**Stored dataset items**
************
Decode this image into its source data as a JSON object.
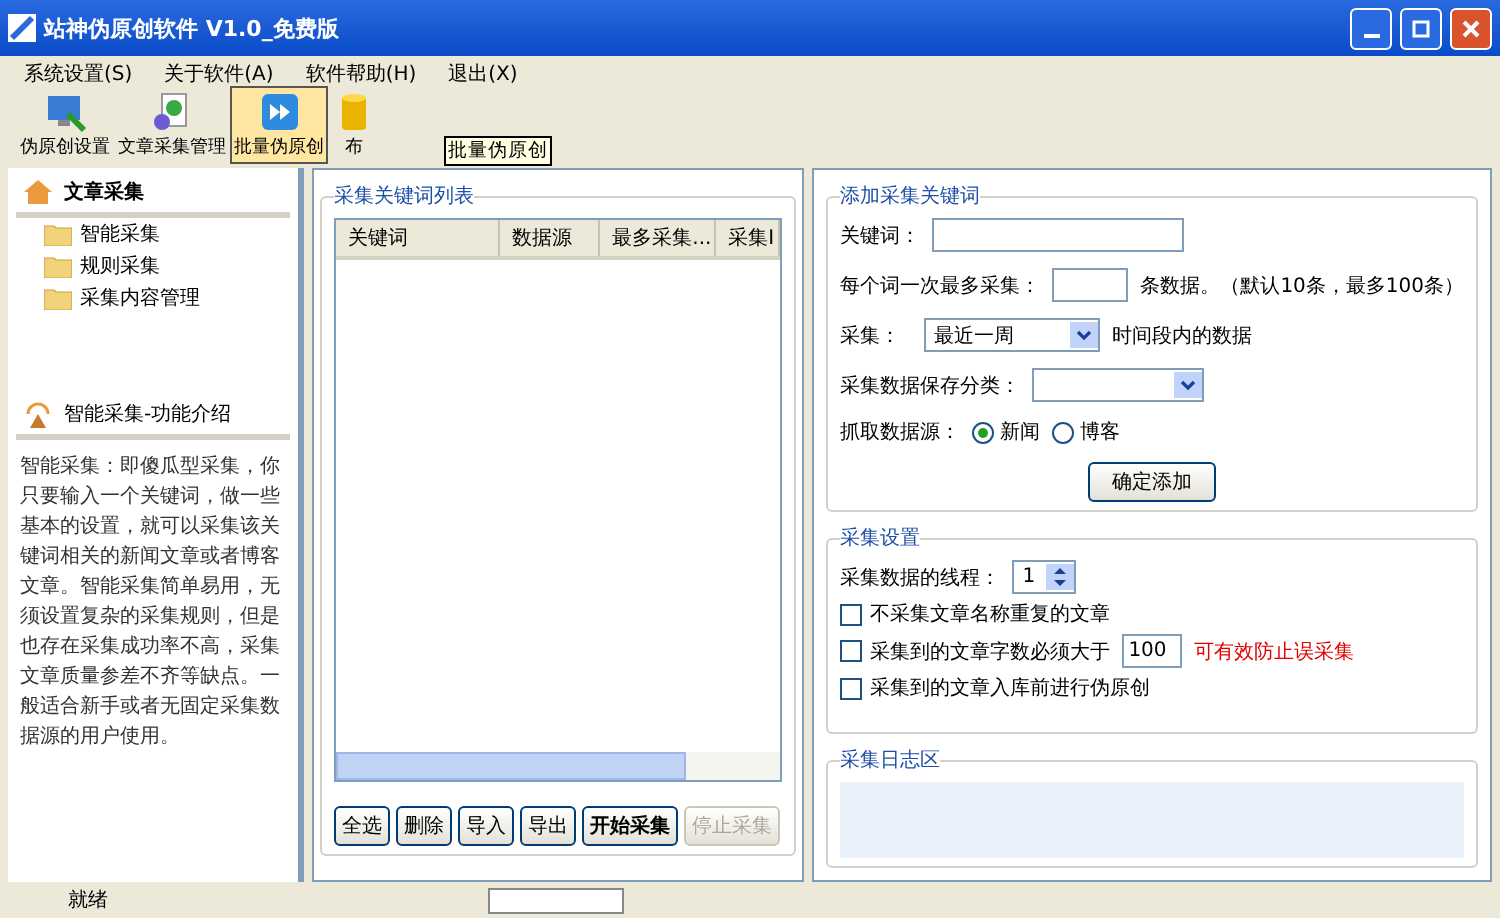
{
  "window": {
    "title": "站神伪原创软件 V1.0_免费版"
  },
  "menu": [
    "系统设置(S)",
    "关于软件(A)",
    "软件帮助(H)",
    "退出(X)"
  ],
  "toolbar": [
    {
      "label": "伪原创设置",
      "kind": "monitor",
      "selected": false
    },
    {
      "label": "文章采集管理",
      "kind": "doc",
      "selected": false
    },
    {
      "label": "批量伪原创",
      "kind": "forward",
      "selected": true
    },
    {
      "label": "布",
      "kind": "cylinder",
      "selected": false
    }
  ],
  "tooltip": "批量伪原创",
  "sidebar": {
    "title": "文章采集",
    "items": [
      "智能采集",
      "规则采集",
      "采集内容管理"
    ],
    "intro_title": "智能采集-功能介绍",
    "intro": "智能采集：即傻瓜型采集，你只要输入一个关键词，做一些基本的设置，就可以采集该关键词相关的新闻文章或者博客文章。智能采集简单易用，无须设置复杂的采集规则，但是也存在采集成功率不高，采集文章质量参差不齐等缺点。一般适合新手或者无固定采集数据源的用户使用。"
  },
  "keyword_list": {
    "title": "采集关键词列表",
    "columns": [
      "关键词",
      "数据源",
      "最多采集...",
      "采集I"
    ],
    "buttons": [
      {
        "label": "全选",
        "disabled": false
      },
      {
        "label": "删除",
        "disabled": false
      },
      {
        "label": "导入",
        "disabled": false
      },
      {
        "label": "导出",
        "disabled": false
      },
      {
        "label": "开始采集",
        "disabled": false
      },
      {
        "label": "停止采集",
        "disabled": true
      }
    ]
  },
  "add_keyword": {
    "title": "添加采集关键词",
    "keyword_label": "关键词：",
    "max_label": "每个词一次最多采集：",
    "max_hint": "条数据。（默认10条，最多100条）",
    "range_label": "采集：",
    "range_value": "最近一周",
    "range_hint": "时间段内的数据",
    "category_label": "采集数据保存分类：",
    "source_label": "抓取数据源：",
    "sources": [
      {
        "label": "新闻",
        "selected": true
      },
      {
        "label": "博客",
        "selected": false
      }
    ],
    "submit": "确定添加"
  },
  "settings": {
    "title": "采集设置",
    "threads_label": "采集数据的线程：",
    "threads_value": "1",
    "options": [
      {
        "label": "不采集文章名称重复的文章",
        "checked": false
      },
      {
        "label": "采集到的文章字数必须大于",
        "checked": false,
        "value": "100",
        "note": "可有效防止误采集"
      },
      {
        "label": "采集到的文章入库前进行伪原创",
        "checked": false
      }
    ]
  },
  "log": {
    "title": "采集日志区"
  },
  "status_bar": {
    "text": "就绪"
  }
}
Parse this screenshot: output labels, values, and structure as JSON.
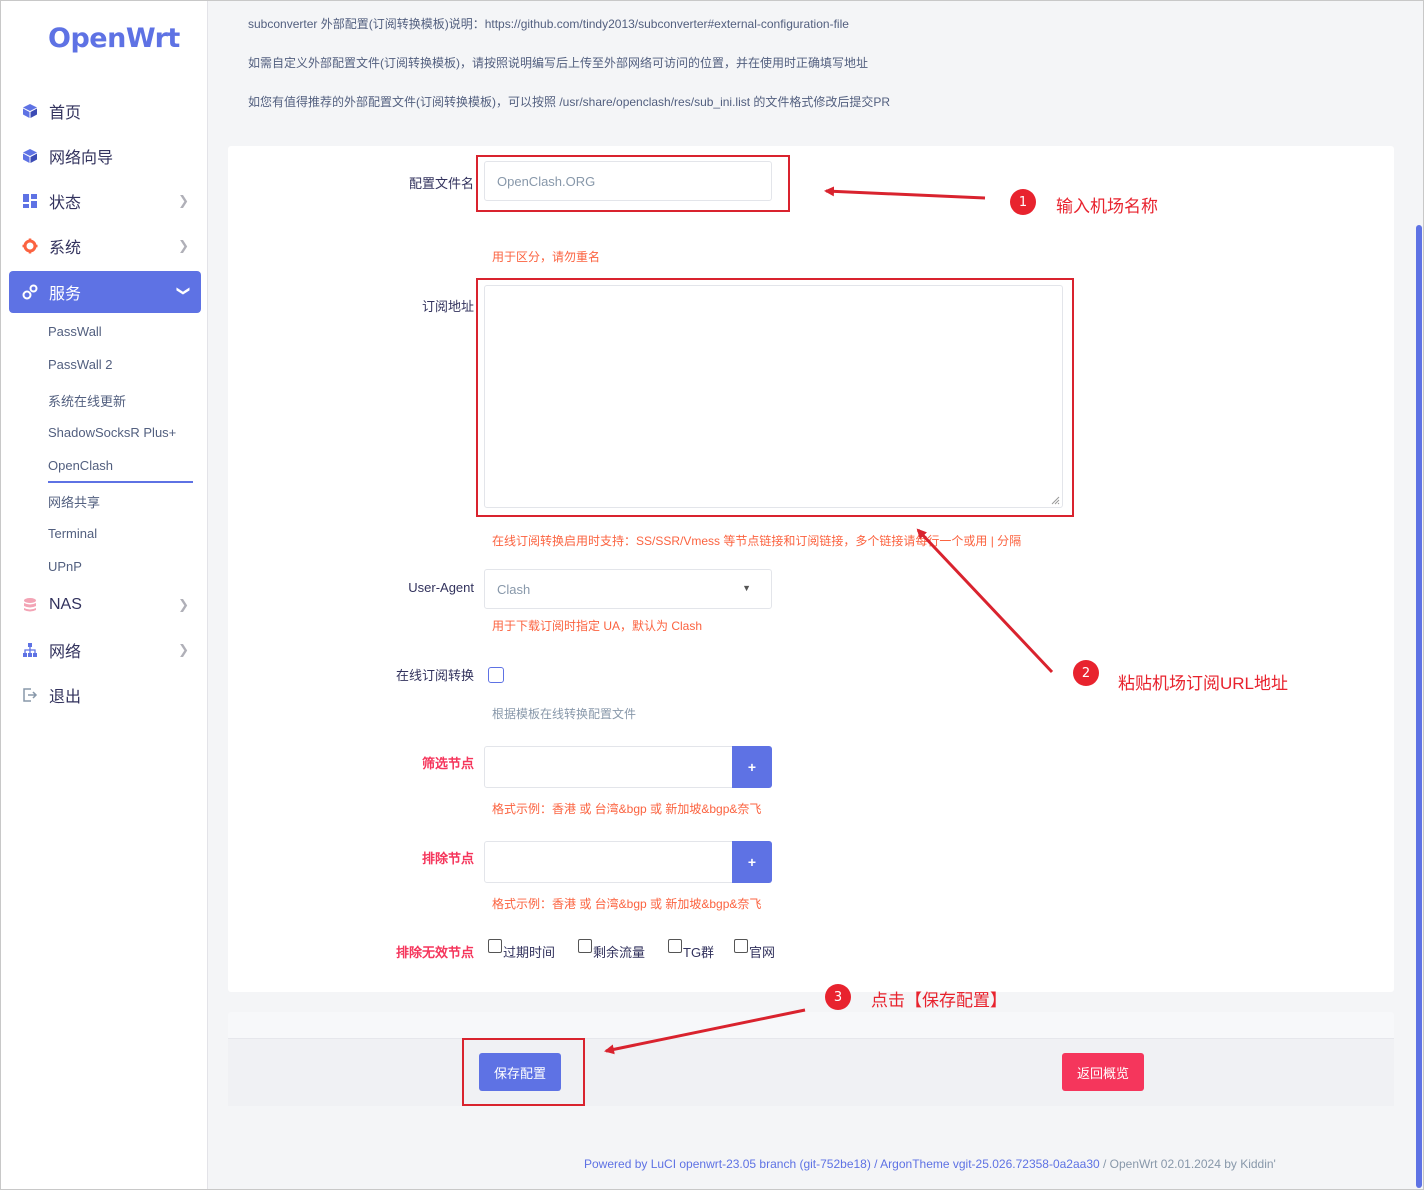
{
  "sidebar": {
    "logo": "OpenWrt",
    "items": [
      {
        "label": "首页",
        "icon": "cube-icon"
      },
      {
        "label": "网络向导",
        "icon": "cube-icon"
      },
      {
        "label": "状态",
        "icon": "dashboard-icon"
      },
      {
        "label": "系统",
        "icon": "gear-icon"
      },
      {
        "label": "服务",
        "icon": "services-icon"
      },
      {
        "label": "NAS",
        "icon": "database-icon"
      },
      {
        "label": "网络",
        "icon": "network-icon"
      },
      {
        "label": "退出",
        "icon": "logout-icon"
      }
    ],
    "services_sub": [
      "PassWall",
      "PassWall 2",
      "系统在线更新",
      "ShadowSocksR Plus+",
      "OpenClash",
      "网络共享",
      "Terminal",
      "UPnP"
    ]
  },
  "info": {
    "line1": "subconverter 外部配置(订阅转换模板)说明：https://github.com/tindy2013/subconverter#external-configuration-file",
    "line2": "如需自定义外部配置文件(订阅转换模板)，请按照说明编写后上传至外部网络可访问的位置，并在使用时正确填写地址",
    "line3": "如您有值得推荐的外部配置文件(订阅转换模板)，可以按照 /usr/share/openclash/res/sub_ini.list 的文件格式修改后提交PR"
  },
  "form": {
    "config_name_label": "配置文件名",
    "config_name_placeholder": "OpenClash.ORG",
    "config_name_hint": "用于区分，请勿重名",
    "sub_url_label": "订阅地址",
    "sub_url_hint": "在线订阅转换启用时支持：SS/SSR/Vmess 等节点链接和订阅链接，多个链接请每行一个或用 | 分隔",
    "ua_label": "User-Agent",
    "ua_value": "Clash",
    "ua_hint": "用于下载订阅时指定 UA，默认为 Clash",
    "convert_label": "在线订阅转换",
    "convert_hint": "根据模板在线转换配置文件",
    "filter_label": "筛选节点",
    "filter_hint": "格式示例：香港 或 台湾&bgp 或 新加坡&bgp&奈飞",
    "exclude_label": "排除节点",
    "exclude_hint": "格式示例：香港 或 台湾&bgp 或 新加坡&bgp&奈飞",
    "plus": "+",
    "invalid_label": "排除无效节点",
    "invalid_options": [
      "过期时间",
      "剩余流量",
      "TG群",
      "官网"
    ]
  },
  "actions": {
    "save": "保存配置",
    "back": "返回概览"
  },
  "footer": {
    "powered": "Powered by LuCI openwrt-23.05 branch (git-752be18) / ArgonTheme vgit-25.026.72358-0a2aa30",
    "version": " / OpenWrt 02.01.2024 by Kiddin'"
  },
  "annotations": {
    "step1_num": "1",
    "step1_text": "输入机场名称",
    "step2_num": "2",
    "step2_text": "粘贴机场订阅URL地址",
    "step3_num": "3",
    "step3_text": "点击【保存配置】"
  },
  "colors": {
    "accent": "#5e72e4",
    "danger": "#f5365c",
    "warning": "#fb6340",
    "annotation": "#e8232e"
  }
}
************
**TASK DESCRIPTION**
Every line in the data that holds "订阅转换模板" should be copied out.

**EXERCISE OUTPUT**
    "line1": "subconverter 外部配置(订阅转换模板)说明：https://github.com/tindy2013/subconverter#external-configuration-file",
    "line2": "如需自定义外部配置文件(订阅转换模板)，请按照说明编写后上传至外部网络可访问的位置，并在使用时正确填写地址",
    "line3": "如您有值得推荐的外部配置文件(订阅转换模板)，可以按照 /usr/share/openclash/res/sub_ini.list 的文件格式修改后提交PR"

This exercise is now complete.